*SHORT PROBLEM:*
Reproduce each line from the records that holds "Adgangskode".

-------- SOURCE DATA

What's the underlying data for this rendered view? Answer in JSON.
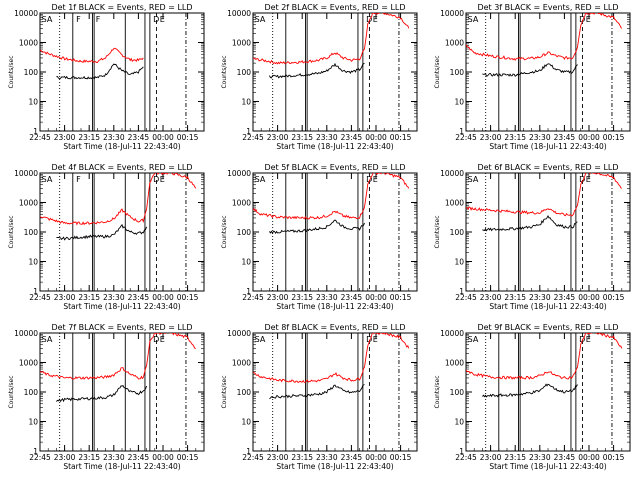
{
  "chart_data": [
    {
      "type": "line",
      "title": "Det 1f BLACK = Events, RED = LLD",
      "xlabel": "Start Time (18-Jul-11 22:43:40)",
      "ylabel": "Counts/sec",
      "yscale": "log",
      "ylim": [
        1,
        10000
      ],
      "xticks": [
        "22:45",
        "23:00",
        "23:15",
        "23:30",
        "23:45",
        "00:00",
        "00:15"
      ],
      "yticks": [
        "1",
        "10",
        "100",
        "1000",
        "10000"
      ],
      "marker_labels": [
        "SA",
        "F",
        "F",
        "D",
        "E"
      ],
      "series": [
        {
          "color": "#ff0000",
          "x": [
            "22:45",
            "22:50",
            "23:00",
            "23:10",
            "23:20",
            "23:25",
            "23:30",
            "23:35",
            "23:40",
            "23:45",
            "23:48"
          ],
          "y": [
            550,
            420,
            280,
            230,
            230,
            300,
            650,
            380,
            260,
            250,
            300
          ]
        },
        {
          "color": "#000000",
          "x": [
            "22:55",
            "23:00",
            "23:10",
            "23:20",
            "23:25",
            "23:30",
            "23:35",
            "23:40",
            "23:45",
            "23:48"
          ],
          "y": [
            65,
            65,
            65,
            65,
            80,
            190,
            110,
            80,
            100,
            150
          ]
        }
      ]
    },
    {
      "type": "line",
      "title": "Det 2f BLACK = Events, RED = LLD",
      "xlabel": "Start Time (18-Jul-11 22:43:40)",
      "ylabel": "Counts/sec",
      "yscale": "log",
      "ylim": [
        1,
        10000
      ],
      "xticks": [
        "22:45",
        "23:00",
        "23:15",
        "23:30",
        "23:45",
        "00:00",
        "00:15"
      ],
      "yticks": [
        "1",
        "10",
        "100",
        "1000",
        "10000"
      ],
      "marker_labels": [
        "SA",
        "D",
        "E"
      ],
      "series": [
        {
          "color": "#ff0000",
          "x": [
            "22:45",
            "22:55",
            "23:00",
            "23:15",
            "23:25",
            "23:30",
            "23:35",
            "23:40",
            "23:45",
            "23:50",
            "23:53",
            "23:55",
            "23:58",
            "00:05",
            "00:15",
            "00:20"
          ],
          "y": [
            280,
            230,
            200,
            220,
            250,
            300,
            450,
            300,
            250,
            280,
            600,
            4000,
            10000,
            10000,
            7000,
            3000
          ]
        },
        {
          "color": "#000000",
          "x": [
            "22:55",
            "23:00",
            "23:15",
            "23:25",
            "23:30",
            "23:35",
            "23:40",
            "23:45",
            "23:50",
            "23:53"
          ],
          "y": [
            70,
            70,
            80,
            90,
            110,
            180,
            110,
            100,
            120,
            200
          ]
        }
      ]
    },
    {
      "type": "line",
      "title": "Det 3f BLACK = Events, RED = LLD",
      "xlabel": "Start Time (18-Jul-11 22:43:40)",
      "ylabel": "Counts/sec",
      "yscale": "log",
      "ylim": [
        1,
        10000
      ],
      "xticks": [
        "22:45",
        "23:00",
        "23:15",
        "23:30",
        "23:45",
        "00:00",
        "00:15"
      ],
      "yticks": [
        "1",
        "10",
        "100",
        "1000",
        "10000"
      ],
      "marker_labels": [
        "SA",
        "D",
        "E"
      ],
      "series": [
        {
          "color": "#ff0000",
          "x": [
            "22:45",
            "22:50",
            "23:00",
            "23:15",
            "23:25",
            "23:30",
            "23:35",
            "23:40",
            "23:45",
            "23:50",
            "23:53",
            "23:55",
            "23:58",
            "00:05",
            "00:15",
            "00:20"
          ],
          "y": [
            800,
            450,
            350,
            280,
            290,
            320,
            450,
            350,
            300,
            300,
            700,
            4000,
            10000,
            10000,
            7000,
            3000
          ]
        },
        {
          "color": "#000000",
          "x": [
            "22:55",
            "23:00",
            "23:15",
            "23:25",
            "23:30",
            "23:35",
            "23:40",
            "23:45",
            "23:50",
            "23:53"
          ],
          "y": [
            80,
            80,
            80,
            100,
            110,
            200,
            120,
            100,
            100,
            180
          ]
        }
      ]
    },
    {
      "type": "line",
      "title": "Det 4f BLACK = Events, RED = LLD",
      "xlabel": "Start Time (18-Jul-11 22:43:40)",
      "ylabel": "Counts/sec",
      "yscale": "log",
      "ylim": [
        1,
        10000
      ],
      "xticks": [
        "22:45",
        "23:00",
        "23:15",
        "23:30",
        "23:45",
        "00:00",
        "00:15"
      ],
      "yticks": [
        "1",
        "10",
        "100",
        "1000",
        "10000"
      ],
      "marker_labels": [
        "SA",
        "F",
        "D",
        "E"
      ],
      "series": [
        {
          "color": "#ff0000",
          "x": [
            "22:45",
            "22:50",
            "23:00",
            "23:15",
            "23:25",
            "23:30",
            "23:35",
            "23:40",
            "23:45",
            "23:48",
            "23:50",
            "23:52",
            "23:55",
            "00:05",
            "00:15",
            "00:20"
          ],
          "y": [
            350,
            280,
            200,
            200,
            220,
            280,
            550,
            320,
            230,
            250,
            600,
            5000,
            10000,
            10000,
            7000,
            3000
          ]
        },
        {
          "color": "#000000",
          "x": [
            "22:55",
            "23:00",
            "23:15",
            "23:25",
            "23:30",
            "23:35",
            "23:40",
            "23:45",
            "23:48",
            "23:50"
          ],
          "y": [
            60,
            60,
            70,
            70,
            80,
            160,
            100,
            90,
            100,
            150
          ]
        }
      ]
    },
    {
      "type": "line",
      "title": "Det 5f BLACK = Events, RED = LLD",
      "xlabel": "Start Time (18-Jul-11 22:43:40)",
      "ylabel": "Counts/sec",
      "yscale": "log",
      "ylim": [
        1,
        10000
      ],
      "xticks": [
        "22:45",
        "23:00",
        "23:15",
        "23:30",
        "23:45",
        "00:00",
        "00:15"
      ],
      "yticks": [
        "1",
        "10",
        "100",
        "1000",
        "10000"
      ],
      "marker_labels": [
        "SA",
        "D",
        "E"
      ],
      "series": [
        {
          "color": "#ff0000",
          "x": [
            "22:45",
            "22:50",
            "23:00",
            "23:15",
            "23:25",
            "23:30",
            "23:35",
            "23:40",
            "23:45",
            "23:50",
            "23:53",
            "23:55",
            "23:58",
            "00:05",
            "00:15",
            "00:20"
          ],
          "y": [
            600,
            400,
            320,
            300,
            310,
            350,
            500,
            350,
            300,
            320,
            700,
            4000,
            10000,
            10000,
            7000,
            3000
          ]
        },
        {
          "color": "#000000",
          "x": [
            "22:55",
            "23:00",
            "23:15",
            "23:25",
            "23:30",
            "23:35",
            "23:40",
            "23:45",
            "23:50",
            "23:53"
          ],
          "y": [
            100,
            100,
            110,
            130,
            150,
            250,
            150,
            130,
            130,
            200
          ]
        }
      ]
    },
    {
      "type": "line",
      "title": "Det 6f BLACK = Events, RED = LLD",
      "xlabel": "Start Time (18-Jul-11 22:43:40)",
      "ylabel": "Counts/sec",
      "yscale": "log",
      "ylim": [
        1,
        10000
      ],
      "xticks": [
        "22:45",
        "23:00",
        "23:15",
        "23:30",
        "23:45",
        "00:00",
        "00:15"
      ],
      "yticks": [
        "1",
        "10",
        "100",
        "1000",
        "10000"
      ],
      "marker_labels": [
        "SA",
        "D",
        "E"
      ],
      "series": [
        {
          "color": "#ff0000",
          "x": [
            "22:45",
            "23:00",
            "23:15",
            "23:25",
            "23:30",
            "23:35",
            "23:40",
            "23:45",
            "23:50",
            "23:53",
            "23:55",
            "23:58",
            "00:05",
            "00:15",
            "00:20"
          ],
          "y": [
            650,
            550,
            480,
            450,
            450,
            650,
            450,
            380,
            380,
            800,
            4000,
            10000,
            10000,
            7000,
            3000
          ]
        },
        {
          "color": "#000000",
          "x": [
            "22:55",
            "23:00",
            "23:15",
            "23:25",
            "23:30",
            "23:35",
            "23:40",
            "23:45",
            "23:50",
            "23:53"
          ],
          "y": [
            120,
            120,
            130,
            150,
            180,
            350,
            180,
            150,
            150,
            220
          ]
        }
      ]
    },
    {
      "type": "line",
      "title": "Det 7f BLACK = Events, RED = LLD",
      "xlabel": "Start Time (18-Jul-11 22:43:40)",
      "ylabel": "Counts/sec",
      "yscale": "log",
      "ylim": [
        1,
        10000
      ],
      "xticks": [
        "22:45",
        "23:00",
        "23:15",
        "23:30",
        "23:45",
        "00:00",
        "00:15"
      ],
      "yticks": [
        "1",
        "10",
        "100",
        "1000",
        "10000"
      ],
      "marker_labels": [
        "SA",
        "D",
        "E"
      ],
      "series": [
        {
          "color": "#ff0000",
          "x": [
            "22:45",
            "22:50",
            "23:00",
            "23:15",
            "23:25",
            "23:30",
            "23:35",
            "23:40",
            "23:45",
            "23:48",
            "23:50",
            "23:52",
            "23:55",
            "00:05",
            "00:15",
            "00:20"
          ],
          "y": [
            500,
            380,
            300,
            300,
            320,
            380,
            650,
            400,
            300,
            320,
            800,
            5000,
            10000,
            10000,
            7000,
            3000
          ]
        },
        {
          "color": "#000000",
          "x": [
            "22:55",
            "23:00",
            "23:15",
            "23:25",
            "23:30",
            "23:35",
            "23:40",
            "23:45",
            "23:48",
            "23:50"
          ],
          "y": [
            50,
            55,
            60,
            65,
            80,
            170,
            100,
            90,
            110,
            160
          ]
        }
      ]
    },
    {
      "type": "line",
      "title": "Det 8f BLACK = Events, RED = LLD",
      "xlabel": "Start Time (18-Jul-11 22:43:40)",
      "ylabel": "Counts/sec",
      "yscale": "log",
      "ylim": [
        1,
        10000
      ],
      "xticks": [
        "22:45",
        "23:00",
        "23:15",
        "23:30",
        "23:45",
        "00:00",
        "00:15"
      ],
      "yticks": [
        "1",
        "10",
        "100",
        "1000",
        "10000"
      ],
      "marker_labels": [
        "SA",
        "D",
        "E"
      ],
      "series": [
        {
          "color": "#ff0000",
          "x": [
            "22:45",
            "22:50",
            "23:00",
            "23:15",
            "23:25",
            "23:30",
            "23:35",
            "23:40",
            "23:45",
            "23:50",
            "23:53",
            "23:55",
            "23:58",
            "00:05",
            "00:15",
            "00:20"
          ],
          "y": [
            450,
            330,
            250,
            230,
            240,
            280,
            420,
            300,
            250,
            280,
            700,
            4000,
            10000,
            10000,
            7000,
            3000
          ]
        },
        {
          "color": "#000000",
          "x": [
            "22:55",
            "23:00",
            "23:15",
            "23:25",
            "23:30",
            "23:35",
            "23:40",
            "23:45",
            "23:50",
            "23:53"
          ],
          "y": [
            65,
            70,
            75,
            85,
            100,
            170,
            110,
            95,
            110,
            180
          ]
        }
      ]
    },
    {
      "type": "line",
      "title": "Det 9f BLACK = Events, RED = LLD",
      "xlabel": "Start Time (18-Jul-11 22:43:40)",
      "ylabel": "Counts/sec",
      "yscale": "log",
      "ylim": [
        1,
        10000
      ],
      "xticks": [
        "22:45",
        "23:00",
        "23:15",
        "23:30",
        "23:45",
        "00:00",
        "00:15"
      ],
      "yticks": [
        "1",
        "10",
        "100",
        "1000",
        "10000"
      ],
      "marker_labels": [
        "SA",
        "D",
        "E"
      ],
      "series": [
        {
          "color": "#ff0000",
          "x": [
            "22:45",
            "22:50",
            "23:00",
            "23:15",
            "23:25",
            "23:30",
            "23:35",
            "23:40",
            "23:45",
            "23:50",
            "23:53",
            "23:55",
            "23:58",
            "00:05",
            "00:15",
            "00:20"
          ],
          "y": [
            550,
            400,
            320,
            300,
            310,
            350,
            500,
            350,
            300,
            320,
            700,
            4000,
            10000,
            10000,
            7000,
            3000
          ]
        },
        {
          "color": "#000000",
          "x": [
            "22:55",
            "23:00",
            "23:15",
            "23:25",
            "23:30",
            "23:35",
            "23:40",
            "23:45",
            "23:50",
            "23:53"
          ],
          "y": [
            70,
            75,
            80,
            95,
            110,
            190,
            120,
            100,
            110,
            180
          ]
        }
      ]
    }
  ]
}
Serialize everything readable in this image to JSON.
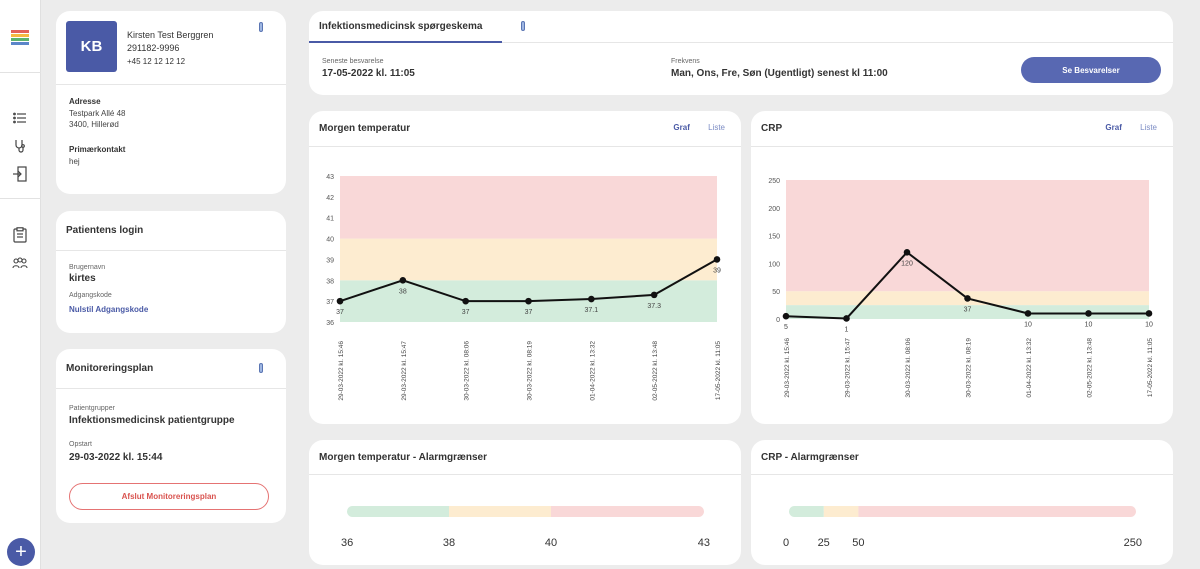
{
  "patient": {
    "initials": "KB",
    "name": "Kirsten Test Berggren",
    "cpr": "291182-9996",
    "phone": "+45 12 12 12 12",
    "address_label": "Adresse",
    "address_line1": "Testpark Allé 48",
    "address_line2": "3400, Hillerød",
    "contact_label": "Primærkontakt",
    "contact_value": "hej"
  },
  "login": {
    "title": "Patientens login",
    "username_label": "Brugernavn",
    "username": "kirtes",
    "password_label": "Adgangskode",
    "reset_link": "Nulstil Adgangskode"
  },
  "plan": {
    "title": "Monitoreringsplan",
    "group_label": "Patientgrupper",
    "group": "Infektionsmedicinsk patientgruppe",
    "start_label": "Opstart",
    "start": "29-03-2022 kl. 15:44",
    "end_button": "Afslut Monitoreringsplan"
  },
  "questionnaire": {
    "tab": "Infektionsmedicinsk spørgeskema",
    "last_label": "Seneste besvarelse",
    "last_value": "17-05-2022 kl. 11:05",
    "freq_label": "Frekvens",
    "freq_value": "Man, Ons, Fre, Søn (Ugentligt) senest kl 11:00",
    "button": "Se Besvarelser"
  },
  "tabs": {
    "graph": "Graf",
    "list": "Liste"
  },
  "chart_data": [
    {
      "type": "line",
      "title": "Morgen temperatur",
      "x": [
        "29-03-2022 kl. 15:46",
        "29-03-2022 kl. 15:47",
        "30-03-2022 kl. 08:06",
        "30-03-2022 kl. 08:19",
        "01-04-2022 kl. 13:32",
        "02-05-2022 kl. 13:48",
        "17-05-2022 kl. 11:05"
      ],
      "values": [
        37,
        38,
        37,
        37,
        37.1,
        37.3,
        39
      ],
      "ylim": [
        36,
        43
      ],
      "yticks": [
        36,
        37,
        38,
        39,
        40,
        41,
        42,
        43
      ],
      "bands": [
        {
          "from": 36,
          "to": 38,
          "color": "#d3ecdc"
        },
        {
          "from": 38,
          "to": 40,
          "color": "#fdecd0"
        },
        {
          "from": 40,
          "to": 43,
          "color": "#f9d8d8"
        }
      ]
    },
    {
      "type": "line",
      "title": "CRP",
      "x": [
        "29-03-2022 kl. 15:46",
        "29-03-2022 kl. 15:47",
        "30-03-2022 kl. 08:06",
        "30-03-2022 kl. 08:19",
        "01-04-2022 kl. 13:32",
        "02-05-2022 kl. 13:48",
        "17-05-2022 kl. 11:05"
      ],
      "values": [
        5,
        1,
        120,
        37,
        10,
        10,
        10
      ],
      "ylim": [
        0,
        250
      ],
      "yticks": [
        0,
        50,
        100,
        150,
        200,
        250
      ],
      "bands": [
        {
          "from": 0,
          "to": 25,
          "color": "#d3ecdc"
        },
        {
          "from": 25,
          "to": 50,
          "color": "#fdecd0"
        },
        {
          "from": 50,
          "to": 250,
          "color": "#f9d8d8"
        }
      ]
    }
  ],
  "alarms": [
    {
      "title": "Morgen temperatur - Alarmgrænser",
      "min": 36,
      "max": 43,
      "thresholds": [
        "36",
        "38",
        "40",
        "43"
      ],
      "threshold_values": [
        36,
        38,
        40,
        43
      ],
      "colors": [
        "#d3ecdc",
        "#fdecd0",
        "#f9d8d8"
      ]
    },
    {
      "title": "CRP - Alarmgrænser",
      "min": 0,
      "max": 250,
      "thresholds": [
        "0",
        "25",
        "50",
        "250"
      ],
      "threshold_values": [
        0,
        25,
        50,
        250
      ],
      "colors": [
        "#d3ecdc",
        "#fdecd0",
        "#f9d8d8"
      ]
    }
  ]
}
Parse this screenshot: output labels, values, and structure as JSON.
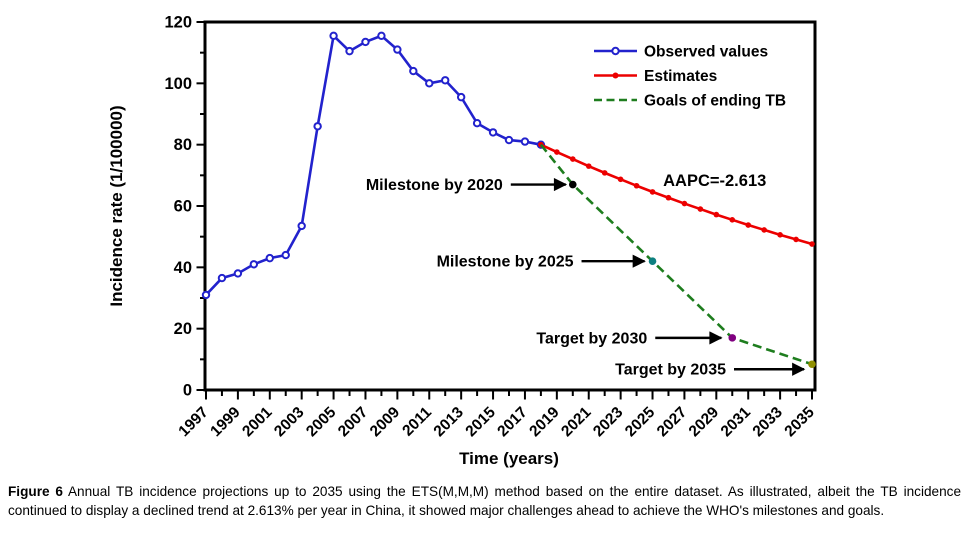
{
  "figure": {
    "caption_label": "Figure 6",
    "caption_text": "Annual TB incidence projections up to 2035 using the ETS(M,M,M) method based on the entire dataset. As illustrated, albeit the TB incidence continued to display a declined trend at 2.613% per year in China, it showed major challenges ahead to achieve the WHO's milestones and goals."
  },
  "chart_data": {
    "type": "line",
    "title": "",
    "xlabel": "Time (years)",
    "ylabel": "Incidence rate (1/100000)",
    "xlim": [
      1996.9,
      2035.2
    ],
    "ylim": [
      0,
      120
    ],
    "grid": false,
    "legend_position": "top-right",
    "x_tick_labels": [
      "1997",
      "1999",
      "2001",
      "2003",
      "2005",
      "2007",
      "2009",
      "2011",
      "2013",
      "2015",
      "2017",
      "2019",
      "2021",
      "2023",
      "2025",
      "2027",
      "2029",
      "2031",
      "2033",
      "2035"
    ],
    "y_tick_labels": [
      "0",
      "20",
      "40",
      "60",
      "80",
      "100",
      "120"
    ],
    "series": [
      {
        "name": "Observed values",
        "color": "#2222cd",
        "style": "solid",
        "marker": "open-circle",
        "x": [
          1997,
          1998,
          1999,
          2000,
          2001,
          2002,
          2003,
          2004,
          2005,
          2006,
          2007,
          2008,
          2009,
          2010,
          2011,
          2012,
          2013,
          2014,
          2015,
          2016,
          2017,
          2018
        ],
        "values": [
          31,
          36.5,
          38,
          41,
          43,
          44,
          53.5,
          86,
          115.5,
          110.5,
          113.5,
          115.5,
          111,
          104,
          100,
          101,
          95.5,
          87,
          84,
          81.5,
          81,
          80
        ]
      },
      {
        "name": "Estimates",
        "color": "#ec0000",
        "style": "solid",
        "marker": "filled-circle",
        "x": [
          2018,
          2019,
          2020,
          2021,
          2022,
          2023,
          2024,
          2025,
          2026,
          2027,
          2028,
          2029,
          2030,
          2031,
          2032,
          2033,
          2034,
          2035
        ],
        "values": [
          80,
          77.6,
          75.3,
          73,
          70.8,
          68.7,
          66.6,
          64.6,
          62.7,
          60.8,
          59,
          57.2,
          55.5,
          53.8,
          52.2,
          50.6,
          49.1,
          47.6
        ]
      },
      {
        "name": "Goals of ending TB",
        "color": "#1e7d1e",
        "style": "dashed",
        "marker": "none",
        "x": [
          2018,
          2020,
          2025,
          2030,
          2035
        ],
        "values": [
          80,
          67,
          42,
          17,
          8.4
        ]
      }
    ],
    "goal_markers": [
      {
        "label": "Milestone by 2020",
        "x": 2020,
        "value": 67,
        "color": "#000000"
      },
      {
        "label": "Milestone by 2025",
        "x": 2025,
        "value": 42,
        "color": "#0d8080"
      },
      {
        "label": "Target by 2030",
        "x": 2030,
        "value": 17,
        "color": "#800080"
      },
      {
        "label": "Target by 2035",
        "x": 2035,
        "value": 8.4,
        "color": "#8f8f00"
      }
    ],
    "annotations": [
      {
        "text": "AAPC=-2.613",
        "x": 2028.9,
        "value": 68.2
      }
    ]
  }
}
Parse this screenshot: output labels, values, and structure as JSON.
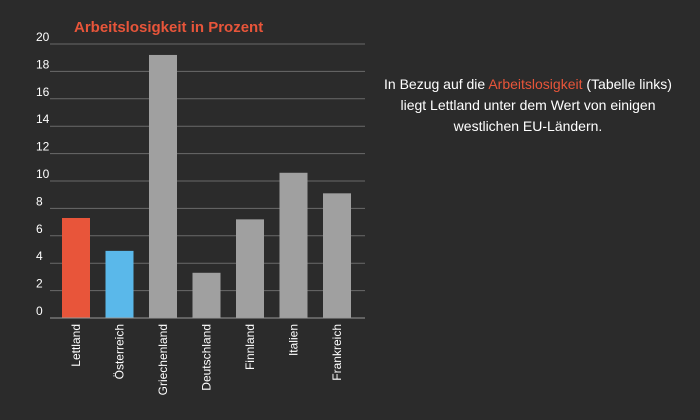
{
  "colors": {
    "background": "#2b2b2b",
    "accent_red": "#e8553a",
    "accent_blue": "#5ab8ea",
    "bar_gray": "#a0a0a0",
    "text": "#ffffff"
  },
  "chart_data": {
    "type": "bar",
    "title": "Arbeitslosigkeit in Prozent",
    "xlabel": "",
    "ylabel": "",
    "ylim": [
      0,
      20
    ],
    "yticks": [
      0,
      2,
      4,
      6,
      8,
      10,
      12,
      14,
      16,
      18,
      20
    ],
    "grid": true,
    "categories": [
      "Lettland",
      "Österreich",
      "Griechenland",
      "Deutschland",
      "Finnland",
      "Italien",
      "Frankreich"
    ],
    "values": [
      7.3,
      4.9,
      19.2,
      3.3,
      7.2,
      10.6,
      9.1
    ],
    "bar_colors": [
      "#e8553a",
      "#5ab8ea",
      "#a0a0a0",
      "#a0a0a0",
      "#a0a0a0",
      "#a0a0a0",
      "#a0a0a0"
    ]
  },
  "side_text": {
    "before": "In Bezug auf die ",
    "highlight": "Arbeitslosigkeit",
    "after": " (Tabelle links) liegt Lettland unter dem Wert von einigen westlichen EU-Ländern."
  }
}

----------------

*TASK RESPONSE:*
    "password_label": "Adgangskode",
    "reset_link": "Nulstil Adgangskode"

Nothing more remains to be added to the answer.